# START OF STORED ROWS

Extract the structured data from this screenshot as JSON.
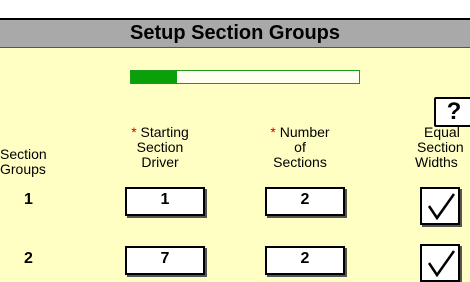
{
  "header": {
    "title": "Setup Section Groups"
  },
  "progress": {
    "value": 0.2
  },
  "help": {
    "label": "?"
  },
  "columns": {
    "section_groups": [
      "Section",
      "Groups"
    ],
    "starting_driver": {
      "required": "*",
      "line1": "Starting",
      "line2": "Section",
      "line3": "Driver"
    },
    "num_sections": {
      "required": "*",
      "line1": "Number",
      "line2": "of",
      "line3": "Sections"
    },
    "equal_widths": [
      "Equal",
      "Section",
      "Widths"
    ]
  },
  "rows": [
    {
      "group": "1",
      "starting_driver": "1",
      "num_sections": "2",
      "equal_widths": true
    },
    {
      "group": "2",
      "starting_driver": "7",
      "num_sections": "2",
      "equal_widths": true
    }
  ]
}
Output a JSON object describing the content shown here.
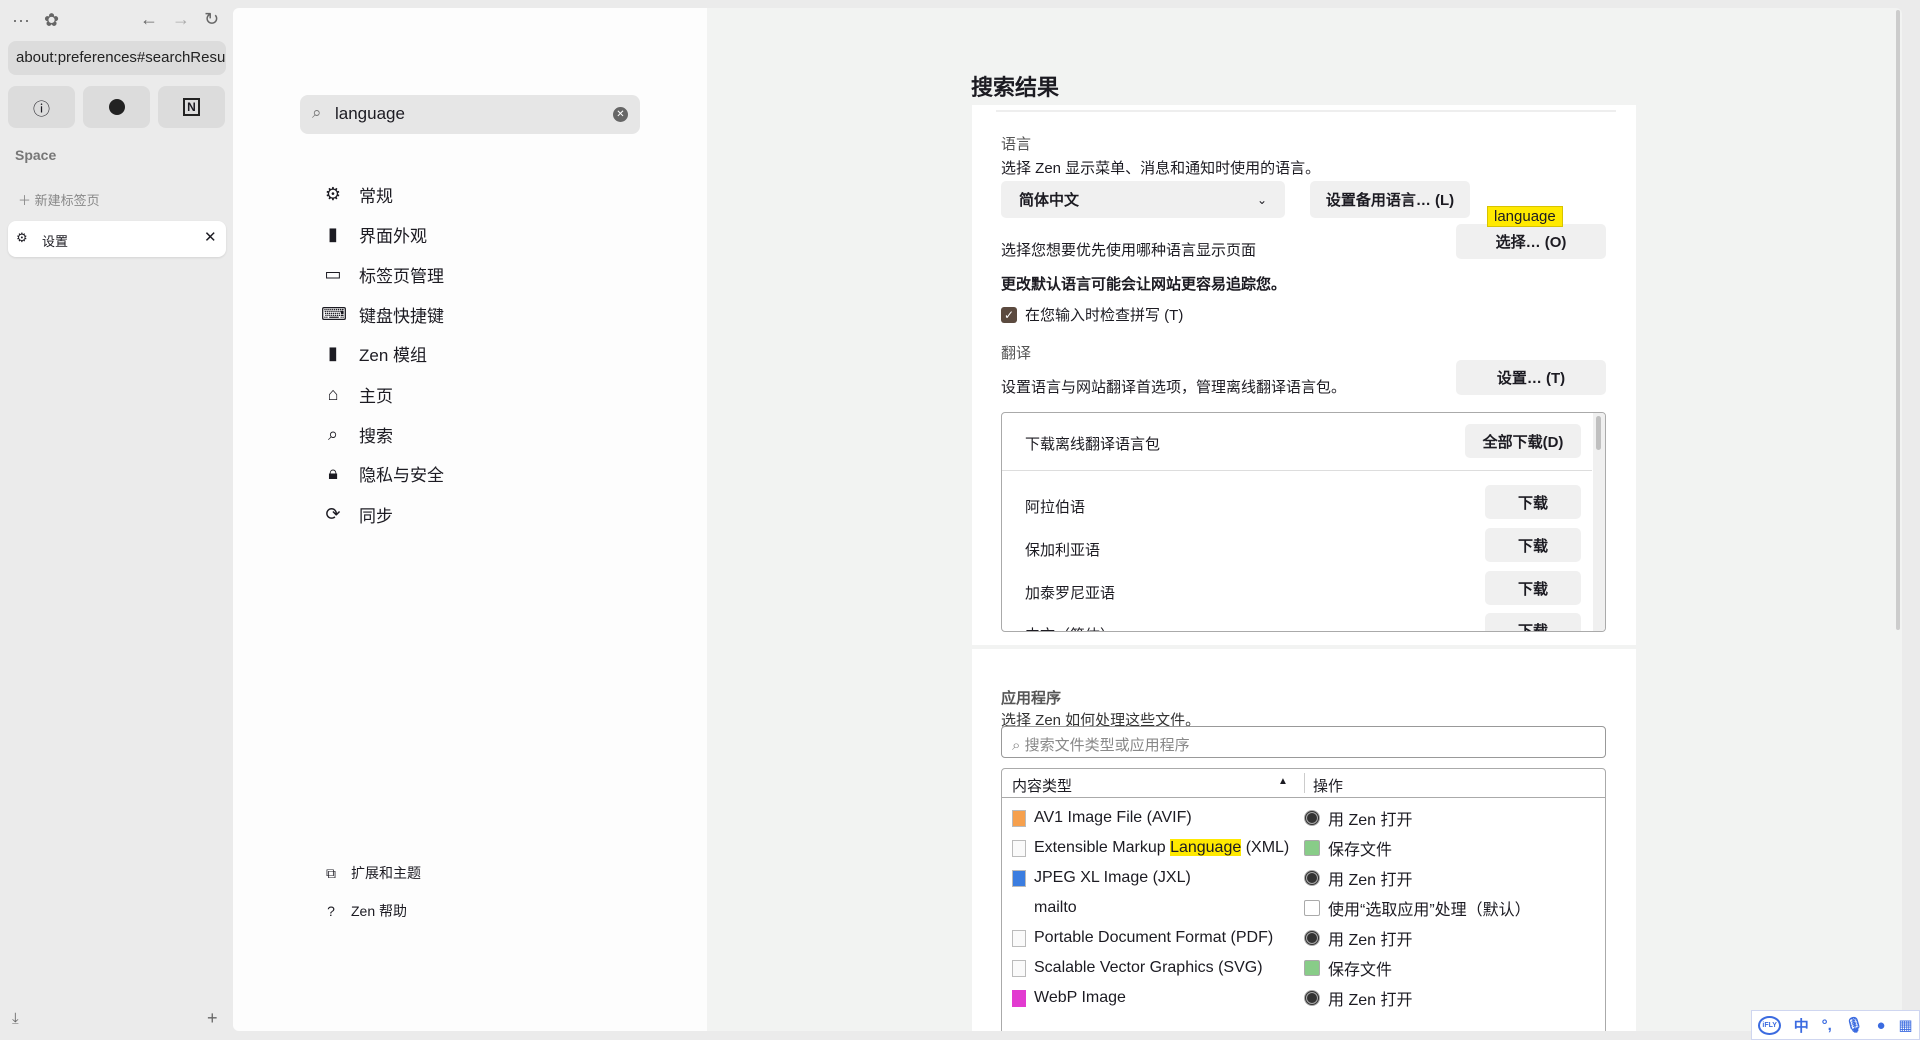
{
  "browser": {
    "url": "about:preferences#searchResults",
    "space_label": "Space",
    "new_tab_label": "新建标签页",
    "tab_label": "设置"
  },
  "prefs": {
    "search_value": "language",
    "nav": [
      "常规",
      "界面外观",
      "标签页管理",
      "键盘快捷键",
      "Zen 模组",
      "主页",
      "搜索",
      "隐私与安全",
      "同步"
    ],
    "bottom_nav": [
      "扩展和主题",
      "Zen 帮助"
    ],
    "title": "搜索结果",
    "language": {
      "heading": "语言",
      "desc": "选择 Zen 显示菜单、消息和通知时使用的语言。",
      "selected": "简体中文",
      "alt_button": "设置备用语言… (L)",
      "page_lang_desc": "选择您想要优先使用哪种语言显示页面",
      "choose_button": "选择… (O)",
      "tooltip": "language",
      "warning": "更改默认语言可能会让网站更容易追踪您。",
      "spellcheck_label": "在您输入时检查拼写 (T)",
      "spellcheck_checked": true
    },
    "translation": {
      "heading": "翻译",
      "desc": "设置语言与网站翻译首选项，管理离线翻译语言包。",
      "settings_button": "设置… (T)",
      "download_header": "下载离线翻译语言包",
      "download_all": "全部下载(D)",
      "download_label": "下载",
      "languages": [
        "阿拉伯语",
        "保加利亚语",
        "加泰罗尼亚语",
        "中文（简体）"
      ]
    },
    "apps": {
      "heading": "应用程序",
      "desc": "选择 Zen 如何处理这些文件。",
      "search_placeholder": "搜索文件类型或应用程序",
      "col_type": "内容类型",
      "col_action": "操作",
      "rows": [
        {
          "pre": "AV1 Image File (AVIF)",
          "hl": "",
          "post": "",
          "action": "用 Zen 打开",
          "icon": "avif-file-icon",
          "aicon": "zen-icon"
        },
        {
          "pre": "Extensible Markup ",
          "hl": "Language",
          "post": " (XML)",
          "action": "保存文件",
          "icon": "file-icon",
          "aicon": "save-icon"
        },
        {
          "pre": "JPEG XL Image (JXL)",
          "hl": "",
          "post": "",
          "action": "用 Zen 打开",
          "icon": "image-file-icon",
          "aicon": "zen-icon"
        },
        {
          "pre": "mailto",
          "hl": "",
          "post": "",
          "action": "使用“选取应用”处理（默认）",
          "icon": "",
          "aicon": "app-icon"
        },
        {
          "pre": "Portable Document Format (PDF)",
          "hl": "",
          "post": "",
          "action": "用 Zen 打开",
          "icon": "file-icon",
          "aicon": "zen-icon"
        },
        {
          "pre": "Scalable Vector Graphics (SVG)",
          "hl": "",
          "post": "",
          "action": "保存文件",
          "icon": "file-icon",
          "aicon": "save-icon"
        },
        {
          "pre": "WebP Image",
          "hl": "",
          "post": "",
          "action": "用 Zen 打开",
          "icon": "webp-file-icon",
          "aicon": "zen-icon"
        }
      ]
    }
  },
  "tray": {
    "ime_lang": "中"
  }
}
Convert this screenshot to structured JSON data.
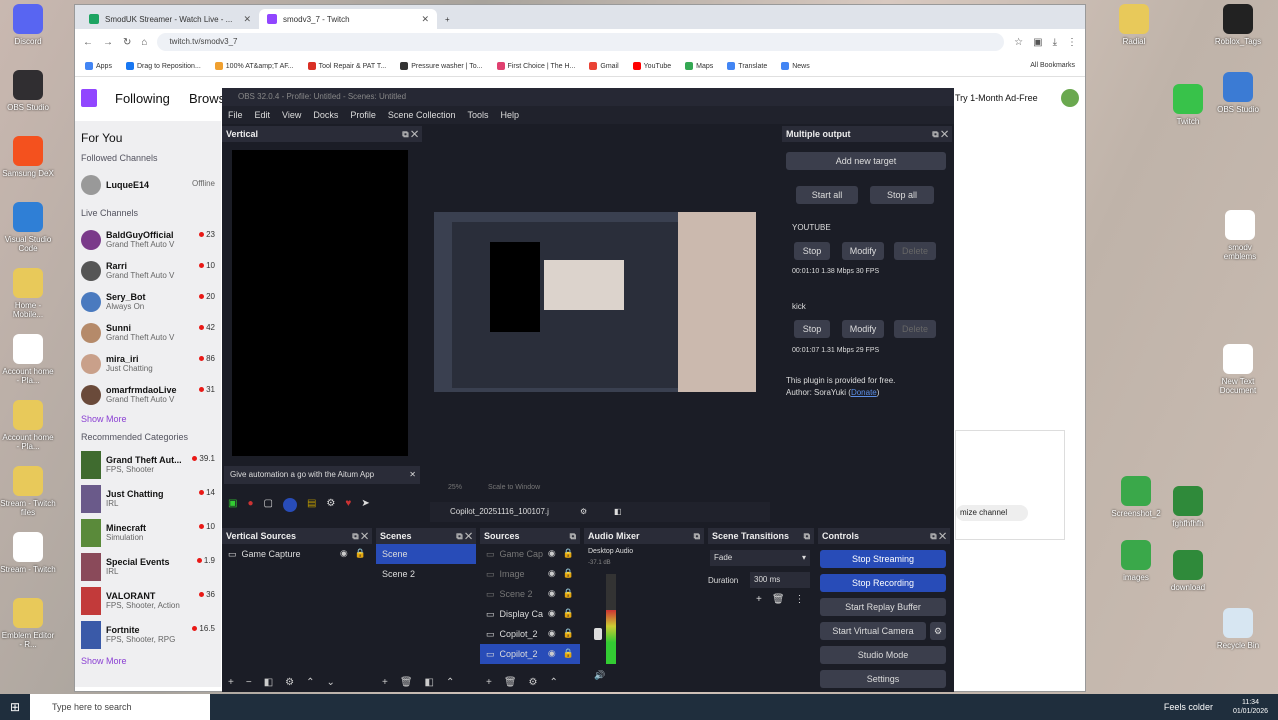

# END OF STORED ROWS

* _TASK OBJECTIVE_
Give every line back word for word and leave the pictures out.

* _FINISHED TASK_
Extract the structured data from this screenshot as JSON.
{
  "header": {
    "title": "Setup Section Groups"
  },
  "progress": {
    "value": 0.2
  },
  "help": {
    "label": "?"
  },
  "columns": {
    "section_groups": [
      "Section",
      "Groups"
    ],
    "starting_driver": {
      "required": "*",
      "line1": "Starting",
      "line2": "Section",
      "line3": "Driver"
    },
    "num_sections": {
      "required": "*",
      "line1": "Number",
      "line2": "of",
      "line3": "Sections"
    },
    "equal_widths": [
      "Equal",
      "Section",
      "Widths"
    ]
  },
  "rows": [
    {
      "group": "1",
      "starting_driver": "1",
      "num_sections": "2",
      "equal_widths": true
    },
    {
      "group": "2",
      "starting_driver": "7",
      "num_sections": "2",
      "equal_widths": true
    }
  ]
}
Output a JSON object describing the content shown here.
{
  "browser": {
    "url": "about:preferences#searchResults",
    "space_label": "Space",
    "new_tab_label": "新建标签页",
    "tab_label": "设置"
  },
  "prefs": {
    "search_value": "language",
    "nav": [
      "常规",
      "界面外观",
      "标签页管理",
      "键盘快捷键",
      "Zen 模组",
      "主页",
      "搜索",
      "隐私与安全",
      "同步"
    ],
    "bottom_nav": [
      "扩展和主题",
      "Zen 帮助"
    ],
    "title": "搜索结果",
    "language": {
      "heading": "语言",
      "desc": "选择 Zen 显示菜单、消息和通知时使用的语言。",
      "selected": "简体中文",
      "alt_button": "设置备用语言… (L)",
      "page_lang_desc": "选择您想要优先使用哪种语言显示页面",
      "choose_button": "选择… (O)",
      "tooltip": "language",
      "warning": "更改默认语言可能会让网站更容易追踪您。",
      "spellcheck_label": "在您输入时检查拼写 (T)",
      "spellcheck_checked": true
    },
    "translation": {
      "heading": "翻译",
      "desc": "设置语言与网站翻译首选项，管理离线翻译语言包。",
      "settings_button": "设置… (T)",
      "download_header": "下载离线翻译语言包",
      "download_all": "全部下载(D)",
      "download_label": "下载",
      "languages": [
        "阿拉伯语",
        "保加利亚语",
        "加泰罗尼亚语",
        "中文（简体）"
      ]
    },
    "apps": {
      "heading": "应用程序",
      "desc": "选择 Zen 如何处理这些文件。",
      "search_placeholder": "搜索文件类型或应用程序",
      "col_type": "内容类型",
      "col_action": "操作",
      "rows": [
        {
          "pre": "AV1 Image File (AVIF)",
          "hl": "",
          "post": "",
          "action": "用 Zen 打开",
          "icon": "avif-file-icon",
          "aicon": "zen-icon"
        },
        {
          "pre": "Extensible Markup ",
          "hl": "Language",
          "post": " (XML)",
          "action": "保存文件",
          "icon": "file-icon",
          "aicon": "save-icon"
        },
        {
          "pre": "JPEG XL Image (JXL)",
          "hl": "",
          "post": "",
          "action": "用 Zen 打开",
          "icon": "image-file-icon",
          "aicon": "zen-icon"
        },
        {
          "pre": "mailto",
          "hl": "",
          "post": "",
          "action": "使用“选取应用”处理（默认）",
          "icon": "",
          "aicon": "app-icon"
        },
        {
          "pre": "Portable Document Format (PDF)",
          "hl": "",
          "post": "",
          "action": "用 Zen 打开",
          "icon": "file-icon",
          "aicon": "zen-icon"
        },
        {
          "pre": "Scalable Vector Graphics (SVG)",
          "hl": "",
          "post": "",
          "action": "保存文件",
          "icon": "file-icon",
          "aicon": "save-icon"
        },
        {
          "pre": "WebP Image",
          "hl": "",
          "post": "",
          "action": "用 Zen 打开",
          "icon": "webp-file-icon",
          "aicon": "zen-icon"
        }
      ]
    }
  },
  "tray": {
    "ime_lang": "中"
  }
}
Convert this screenshot to structured JSON data.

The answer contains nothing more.